Work to be completed » Find and copy every line in the records that includes the string "PENYIMPANAN".

____

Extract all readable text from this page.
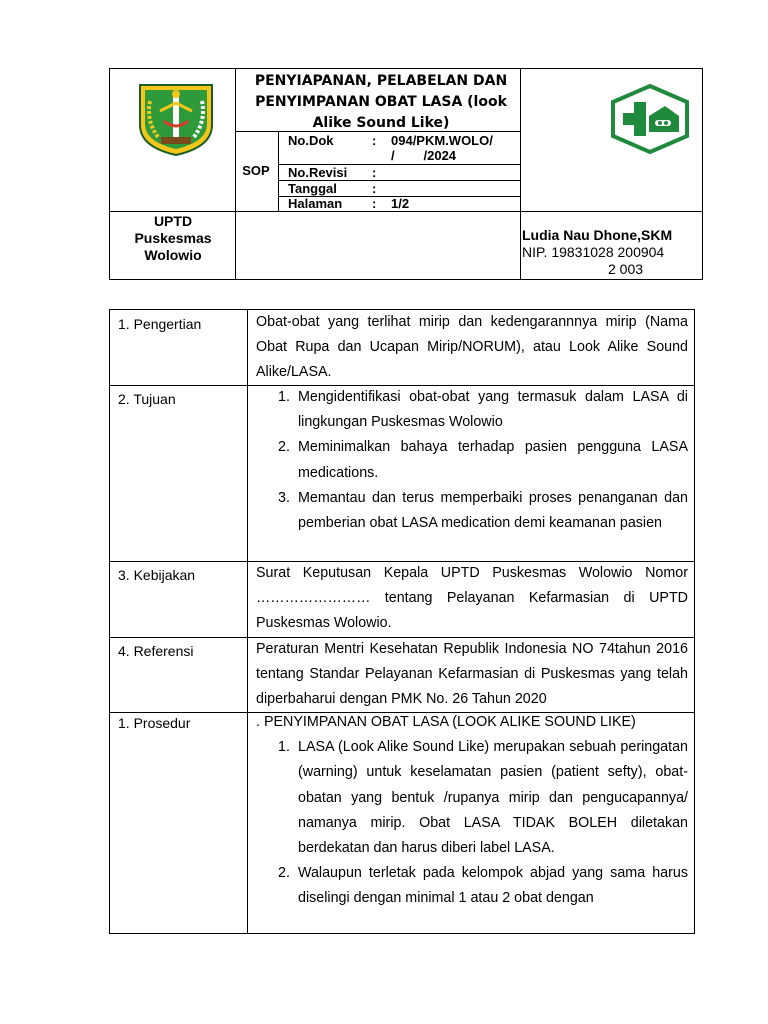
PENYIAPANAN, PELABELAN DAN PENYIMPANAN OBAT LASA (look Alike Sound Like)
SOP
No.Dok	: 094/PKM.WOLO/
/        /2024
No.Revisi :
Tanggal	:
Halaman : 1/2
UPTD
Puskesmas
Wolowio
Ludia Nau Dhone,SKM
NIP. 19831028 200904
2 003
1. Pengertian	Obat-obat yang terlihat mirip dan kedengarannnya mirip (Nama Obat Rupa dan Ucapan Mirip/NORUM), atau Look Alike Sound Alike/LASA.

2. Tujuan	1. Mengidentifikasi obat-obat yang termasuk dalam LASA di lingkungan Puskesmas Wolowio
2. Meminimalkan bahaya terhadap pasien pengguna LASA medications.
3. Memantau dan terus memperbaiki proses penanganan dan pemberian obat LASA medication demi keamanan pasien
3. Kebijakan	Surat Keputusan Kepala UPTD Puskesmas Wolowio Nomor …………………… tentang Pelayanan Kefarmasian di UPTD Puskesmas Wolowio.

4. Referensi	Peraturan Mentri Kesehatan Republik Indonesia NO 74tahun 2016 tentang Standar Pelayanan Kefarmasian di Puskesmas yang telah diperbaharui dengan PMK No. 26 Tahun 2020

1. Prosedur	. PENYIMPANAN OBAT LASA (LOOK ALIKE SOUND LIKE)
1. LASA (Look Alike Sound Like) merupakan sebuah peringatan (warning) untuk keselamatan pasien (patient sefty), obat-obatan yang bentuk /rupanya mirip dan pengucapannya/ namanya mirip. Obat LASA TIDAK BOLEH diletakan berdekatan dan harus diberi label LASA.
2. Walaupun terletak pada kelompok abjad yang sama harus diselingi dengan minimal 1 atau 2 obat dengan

____

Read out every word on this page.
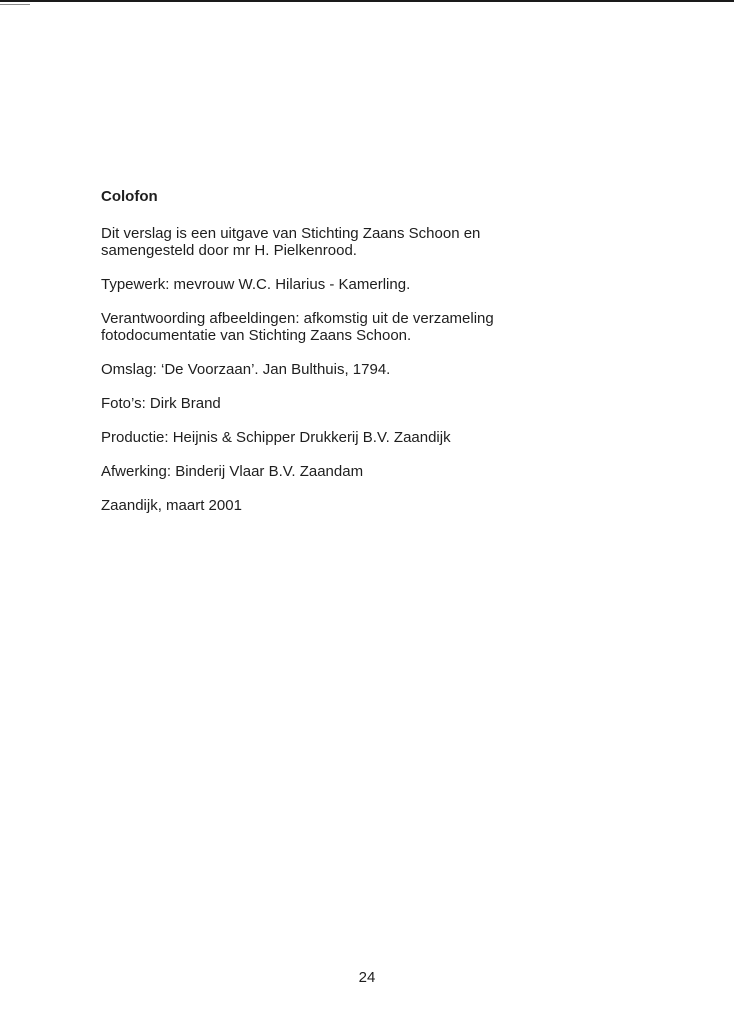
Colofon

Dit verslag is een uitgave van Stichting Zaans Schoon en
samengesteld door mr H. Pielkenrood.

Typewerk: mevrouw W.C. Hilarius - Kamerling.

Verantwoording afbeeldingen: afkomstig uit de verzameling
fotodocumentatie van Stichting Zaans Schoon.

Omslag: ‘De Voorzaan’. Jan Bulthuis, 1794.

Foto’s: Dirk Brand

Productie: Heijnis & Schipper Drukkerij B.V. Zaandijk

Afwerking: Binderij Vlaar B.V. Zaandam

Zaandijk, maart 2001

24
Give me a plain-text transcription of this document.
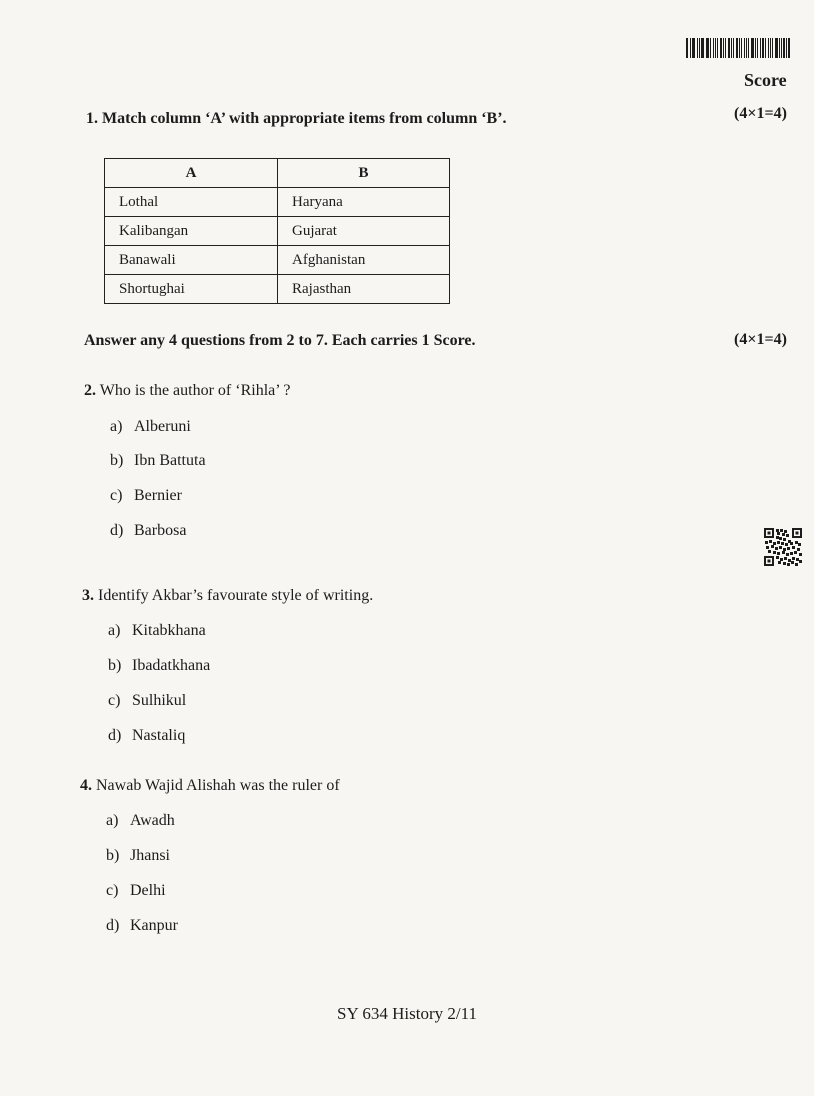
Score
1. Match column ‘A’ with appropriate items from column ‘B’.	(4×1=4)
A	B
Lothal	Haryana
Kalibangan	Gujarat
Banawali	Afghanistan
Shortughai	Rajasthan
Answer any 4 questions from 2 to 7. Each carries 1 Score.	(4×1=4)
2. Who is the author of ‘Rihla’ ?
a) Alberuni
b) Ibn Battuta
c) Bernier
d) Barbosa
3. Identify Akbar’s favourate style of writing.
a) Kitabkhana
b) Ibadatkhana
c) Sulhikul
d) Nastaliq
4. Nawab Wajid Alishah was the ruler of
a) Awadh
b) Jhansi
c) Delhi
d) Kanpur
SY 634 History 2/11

____

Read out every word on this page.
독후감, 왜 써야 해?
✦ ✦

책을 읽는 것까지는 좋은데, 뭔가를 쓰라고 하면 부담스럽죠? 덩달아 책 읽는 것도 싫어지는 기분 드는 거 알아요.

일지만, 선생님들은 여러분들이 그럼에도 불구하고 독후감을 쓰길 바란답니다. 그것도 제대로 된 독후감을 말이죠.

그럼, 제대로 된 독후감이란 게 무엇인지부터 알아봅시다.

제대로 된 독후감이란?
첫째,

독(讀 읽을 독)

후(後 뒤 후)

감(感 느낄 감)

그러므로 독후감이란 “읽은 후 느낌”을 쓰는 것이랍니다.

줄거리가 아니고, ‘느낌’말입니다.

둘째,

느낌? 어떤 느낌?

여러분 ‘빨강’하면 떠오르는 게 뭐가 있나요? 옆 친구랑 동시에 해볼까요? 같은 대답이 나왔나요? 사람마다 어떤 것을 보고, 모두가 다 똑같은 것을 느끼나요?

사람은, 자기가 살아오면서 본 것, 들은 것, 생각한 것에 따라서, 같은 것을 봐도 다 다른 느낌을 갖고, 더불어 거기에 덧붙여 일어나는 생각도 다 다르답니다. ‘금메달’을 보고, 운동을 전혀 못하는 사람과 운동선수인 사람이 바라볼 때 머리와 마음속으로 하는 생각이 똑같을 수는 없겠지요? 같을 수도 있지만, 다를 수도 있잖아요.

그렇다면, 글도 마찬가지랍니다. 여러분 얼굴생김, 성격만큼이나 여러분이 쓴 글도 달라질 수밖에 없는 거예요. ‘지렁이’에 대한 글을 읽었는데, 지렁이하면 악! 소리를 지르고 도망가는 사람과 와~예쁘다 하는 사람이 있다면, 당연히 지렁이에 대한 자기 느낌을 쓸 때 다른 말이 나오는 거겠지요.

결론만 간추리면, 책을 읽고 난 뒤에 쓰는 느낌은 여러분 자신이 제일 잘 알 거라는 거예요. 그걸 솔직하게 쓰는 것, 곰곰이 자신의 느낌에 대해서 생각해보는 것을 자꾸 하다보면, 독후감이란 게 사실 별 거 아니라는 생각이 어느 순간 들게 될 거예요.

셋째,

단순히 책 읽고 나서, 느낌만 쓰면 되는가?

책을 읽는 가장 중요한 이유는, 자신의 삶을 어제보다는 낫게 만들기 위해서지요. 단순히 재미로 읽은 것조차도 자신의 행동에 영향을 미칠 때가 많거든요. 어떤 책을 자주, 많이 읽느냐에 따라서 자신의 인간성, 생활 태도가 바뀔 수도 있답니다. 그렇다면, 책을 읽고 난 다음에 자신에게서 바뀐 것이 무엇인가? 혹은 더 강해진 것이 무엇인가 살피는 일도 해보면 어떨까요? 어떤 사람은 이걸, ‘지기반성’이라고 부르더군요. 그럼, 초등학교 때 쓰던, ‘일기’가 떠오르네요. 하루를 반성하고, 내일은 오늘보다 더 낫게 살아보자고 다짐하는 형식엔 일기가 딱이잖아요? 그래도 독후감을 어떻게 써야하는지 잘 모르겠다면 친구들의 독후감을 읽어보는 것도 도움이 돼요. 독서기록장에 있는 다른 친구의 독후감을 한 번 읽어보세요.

____

Solution for this task »
PENYIAPANAN, PELABELAN DAN PENYIMPANAN OBAT LASA (look Alike Sound Like)
1. Prosedur	. PENYIMPANAN OBAT LASA (LOOK ALIKE SOUND LIKE)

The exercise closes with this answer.